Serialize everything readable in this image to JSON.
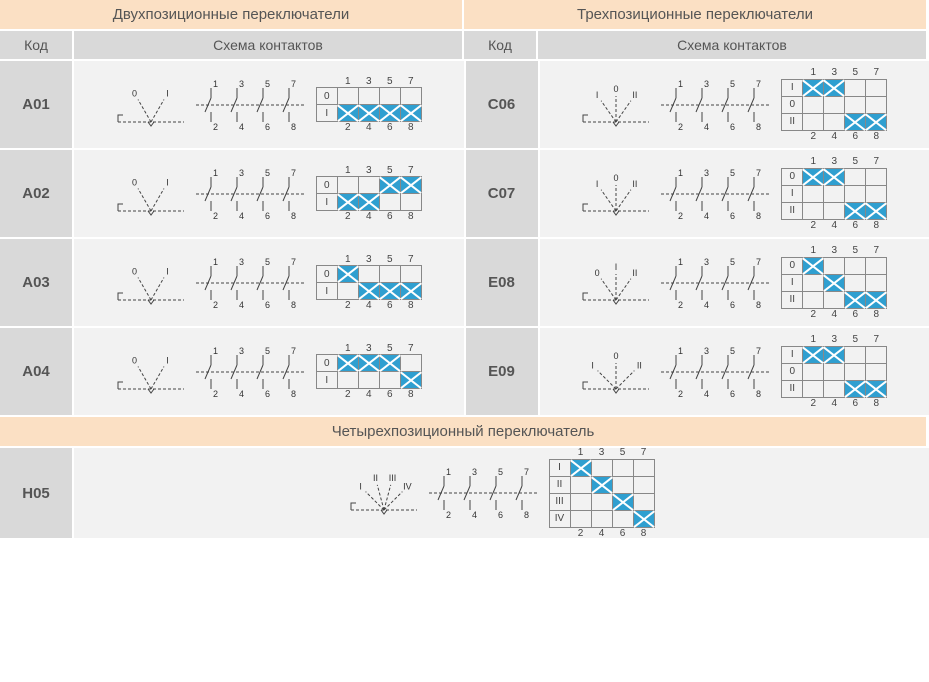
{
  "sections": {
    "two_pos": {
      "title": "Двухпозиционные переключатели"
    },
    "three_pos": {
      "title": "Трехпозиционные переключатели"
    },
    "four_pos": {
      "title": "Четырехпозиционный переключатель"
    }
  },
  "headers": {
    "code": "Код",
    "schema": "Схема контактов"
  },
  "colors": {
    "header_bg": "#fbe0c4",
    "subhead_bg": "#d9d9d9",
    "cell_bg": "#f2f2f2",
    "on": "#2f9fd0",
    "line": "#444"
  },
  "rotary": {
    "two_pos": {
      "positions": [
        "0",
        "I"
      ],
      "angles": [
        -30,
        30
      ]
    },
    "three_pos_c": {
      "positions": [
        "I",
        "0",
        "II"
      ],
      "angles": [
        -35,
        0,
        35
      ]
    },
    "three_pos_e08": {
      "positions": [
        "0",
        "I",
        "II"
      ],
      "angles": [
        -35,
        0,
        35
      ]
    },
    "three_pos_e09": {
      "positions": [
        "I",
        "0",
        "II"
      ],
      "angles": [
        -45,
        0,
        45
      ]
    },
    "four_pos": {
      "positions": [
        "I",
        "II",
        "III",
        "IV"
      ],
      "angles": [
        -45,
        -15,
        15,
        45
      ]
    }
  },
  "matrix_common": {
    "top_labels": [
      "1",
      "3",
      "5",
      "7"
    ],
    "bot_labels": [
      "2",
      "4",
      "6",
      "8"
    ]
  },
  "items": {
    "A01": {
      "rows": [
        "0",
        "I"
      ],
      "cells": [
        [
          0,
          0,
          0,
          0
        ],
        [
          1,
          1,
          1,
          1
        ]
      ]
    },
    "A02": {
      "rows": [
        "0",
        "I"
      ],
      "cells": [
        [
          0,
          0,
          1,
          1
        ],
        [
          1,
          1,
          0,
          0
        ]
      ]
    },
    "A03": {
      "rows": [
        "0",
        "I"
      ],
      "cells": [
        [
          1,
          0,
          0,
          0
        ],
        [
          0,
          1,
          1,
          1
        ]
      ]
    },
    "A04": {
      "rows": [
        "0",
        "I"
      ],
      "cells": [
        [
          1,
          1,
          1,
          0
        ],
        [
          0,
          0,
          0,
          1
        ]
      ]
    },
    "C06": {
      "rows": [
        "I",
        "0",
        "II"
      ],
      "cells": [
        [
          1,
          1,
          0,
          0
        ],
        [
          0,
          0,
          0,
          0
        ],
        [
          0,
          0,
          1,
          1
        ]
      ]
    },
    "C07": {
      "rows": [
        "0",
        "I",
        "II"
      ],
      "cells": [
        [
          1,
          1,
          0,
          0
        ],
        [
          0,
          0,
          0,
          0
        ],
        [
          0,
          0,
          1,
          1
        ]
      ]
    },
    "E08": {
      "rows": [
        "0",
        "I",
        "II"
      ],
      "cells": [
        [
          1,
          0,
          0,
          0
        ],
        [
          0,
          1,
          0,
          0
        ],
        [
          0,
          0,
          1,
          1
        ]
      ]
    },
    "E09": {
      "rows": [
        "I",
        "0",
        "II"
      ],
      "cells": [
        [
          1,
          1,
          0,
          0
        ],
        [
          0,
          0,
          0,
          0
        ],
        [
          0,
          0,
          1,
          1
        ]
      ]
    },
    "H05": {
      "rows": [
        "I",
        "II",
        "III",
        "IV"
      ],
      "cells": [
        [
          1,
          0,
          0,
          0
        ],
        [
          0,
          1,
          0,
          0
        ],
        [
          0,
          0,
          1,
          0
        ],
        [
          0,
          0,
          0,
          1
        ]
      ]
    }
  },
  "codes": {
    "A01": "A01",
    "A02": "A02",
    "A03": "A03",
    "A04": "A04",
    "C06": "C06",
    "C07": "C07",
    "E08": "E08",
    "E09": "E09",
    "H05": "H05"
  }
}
★ ★ ★
(Task to complete) Extract every line above that contains the word "title".

(Output below)
      "title": "Двухпозиционные переключатели"
      "title": "Трехпозиционные переключатели"
      "title": "Четырехпозиционный переключатель"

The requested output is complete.